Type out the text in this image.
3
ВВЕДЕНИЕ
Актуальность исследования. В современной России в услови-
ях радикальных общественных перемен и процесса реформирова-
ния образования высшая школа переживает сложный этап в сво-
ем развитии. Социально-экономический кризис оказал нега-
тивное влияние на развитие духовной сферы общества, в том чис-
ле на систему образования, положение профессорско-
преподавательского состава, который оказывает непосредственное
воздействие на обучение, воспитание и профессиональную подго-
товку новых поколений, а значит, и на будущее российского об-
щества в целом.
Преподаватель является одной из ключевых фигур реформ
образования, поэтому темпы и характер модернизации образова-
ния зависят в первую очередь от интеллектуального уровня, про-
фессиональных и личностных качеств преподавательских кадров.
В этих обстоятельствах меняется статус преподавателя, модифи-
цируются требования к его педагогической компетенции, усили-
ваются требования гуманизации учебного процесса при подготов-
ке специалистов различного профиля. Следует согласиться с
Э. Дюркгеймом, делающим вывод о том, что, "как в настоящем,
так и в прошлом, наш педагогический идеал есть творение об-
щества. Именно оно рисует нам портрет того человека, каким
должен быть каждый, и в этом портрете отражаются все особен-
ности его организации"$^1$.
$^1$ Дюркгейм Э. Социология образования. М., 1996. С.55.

-=-=-=-=-

== WORK INSTRUCTIONS ==
All of the lines above must be returned exactly.

== PROBLEM SOLUTION ==
Type out the text in this image.
3
ВВЕДЕНИЕ
Актуальность исследования. В современной России в услови-
ях радикальных общественных перемен и процесса реформирова-
ния образования высшая школа переживает сложный этап в сво-
ем развитии. Социально-экономический кризис оказал нега-
тивное влияние на развитие духовной сферы общества, в том чис-
ле на систему образования, положение профессорско-
преподавательского состава, который оказывает непосредственное
воздействие на обучение, воспитание и профессиональную подго-
товку новых поколений, а значит, и на будущее российского об-
щества в целом.
Преподаватель является одной из ключевых фигур реформ
образования, поэтому темпы и характер модернизации образова-
ния зависят в первую очередь от интеллектуального уровня, про-
фессиональных и личностных качеств преподавательских кадров.
В этих обстоятельствах меняется статус преподавателя, модифи-
цируются требования к его педагогической компетенции, усили-
ваются требования гуманизации учебного процесса при подготов-
ке специалистов различного профиля. Следует согласиться с
Э. Дюркгеймом, делающим вывод о том, что, "как в настоящем,
так и в прошлом, наш педагогический идеал есть творение об-
щества. Именно оно рисует нам портрет того человека, каким
должен быть каждый, и в этом портрете отражаются все особен-
ности его организации"$^1$.
$^1$ Дюркгейм Э. Социология образования. М., 1996. С.55.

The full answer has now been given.